%%

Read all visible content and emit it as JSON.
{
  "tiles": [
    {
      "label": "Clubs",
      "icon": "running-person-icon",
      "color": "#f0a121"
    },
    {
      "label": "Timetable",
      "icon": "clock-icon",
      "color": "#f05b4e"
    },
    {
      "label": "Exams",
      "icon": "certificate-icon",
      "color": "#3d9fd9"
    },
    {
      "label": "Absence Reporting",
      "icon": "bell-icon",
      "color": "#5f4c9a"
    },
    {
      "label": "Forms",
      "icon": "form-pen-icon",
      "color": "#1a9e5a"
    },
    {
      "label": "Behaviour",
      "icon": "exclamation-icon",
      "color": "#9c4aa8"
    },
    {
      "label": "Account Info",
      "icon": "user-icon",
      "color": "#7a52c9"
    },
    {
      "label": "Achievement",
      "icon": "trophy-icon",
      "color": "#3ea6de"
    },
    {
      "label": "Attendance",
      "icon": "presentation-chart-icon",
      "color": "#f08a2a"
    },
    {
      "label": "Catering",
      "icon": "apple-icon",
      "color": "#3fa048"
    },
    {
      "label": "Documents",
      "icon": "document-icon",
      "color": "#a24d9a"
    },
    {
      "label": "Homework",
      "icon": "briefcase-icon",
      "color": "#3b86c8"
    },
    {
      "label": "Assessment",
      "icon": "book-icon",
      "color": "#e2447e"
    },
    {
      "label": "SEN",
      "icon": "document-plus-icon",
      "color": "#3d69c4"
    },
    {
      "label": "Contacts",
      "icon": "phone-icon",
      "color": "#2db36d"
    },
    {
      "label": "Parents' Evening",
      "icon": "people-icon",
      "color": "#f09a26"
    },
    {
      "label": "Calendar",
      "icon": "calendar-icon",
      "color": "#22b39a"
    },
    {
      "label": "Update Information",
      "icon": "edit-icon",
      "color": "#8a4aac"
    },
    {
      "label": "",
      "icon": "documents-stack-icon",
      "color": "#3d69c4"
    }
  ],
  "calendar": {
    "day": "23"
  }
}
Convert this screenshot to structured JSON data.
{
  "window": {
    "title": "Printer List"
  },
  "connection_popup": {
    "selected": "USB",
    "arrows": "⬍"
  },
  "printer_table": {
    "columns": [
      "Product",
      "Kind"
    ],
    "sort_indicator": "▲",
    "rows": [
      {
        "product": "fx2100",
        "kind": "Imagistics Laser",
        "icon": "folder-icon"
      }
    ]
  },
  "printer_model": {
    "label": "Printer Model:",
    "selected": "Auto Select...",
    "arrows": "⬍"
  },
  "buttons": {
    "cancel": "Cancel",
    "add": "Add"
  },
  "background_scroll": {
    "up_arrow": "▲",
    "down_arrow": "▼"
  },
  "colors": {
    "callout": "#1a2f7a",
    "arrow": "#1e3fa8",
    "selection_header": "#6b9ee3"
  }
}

%%

* Exercise objective: Reproduce the listing above exactly from the line containing "Convert this screenshot" through its last line, with both of those lines included.

* Right answer:
Convert this screenshot to structured JSON data.
{
  "window": {
    "title": "Printer List"
  },
  "connection_popup": {
    "selected": "USB",
    "arrows": "⬍"
  },
  "printer_table": {
    "columns": [
      "Product",
      "Kind"
    ],
    "sort_indicator": "▲",
    "rows": [
      {
        "product": "fx2100",
        "kind": "Imagistics Laser",
        "icon": "folder-icon"
      }
    ]
  },
  "printer_model": {
    "label": "Printer Model:",
    "selected": "Auto Select...",
    "arrows": "⬍"
  },
  "buttons": {
    "cancel": "Cancel",
    "add": "Add"
  },
  "background_scroll": {
    "up_arrow": "▲",
    "down_arrow": "▼"
  },
  "colors": {
    "callout": "#1a2f7a",
    "arrow": "#1e3fa8",
    "selection_header": "#6b9ee3"
  }
}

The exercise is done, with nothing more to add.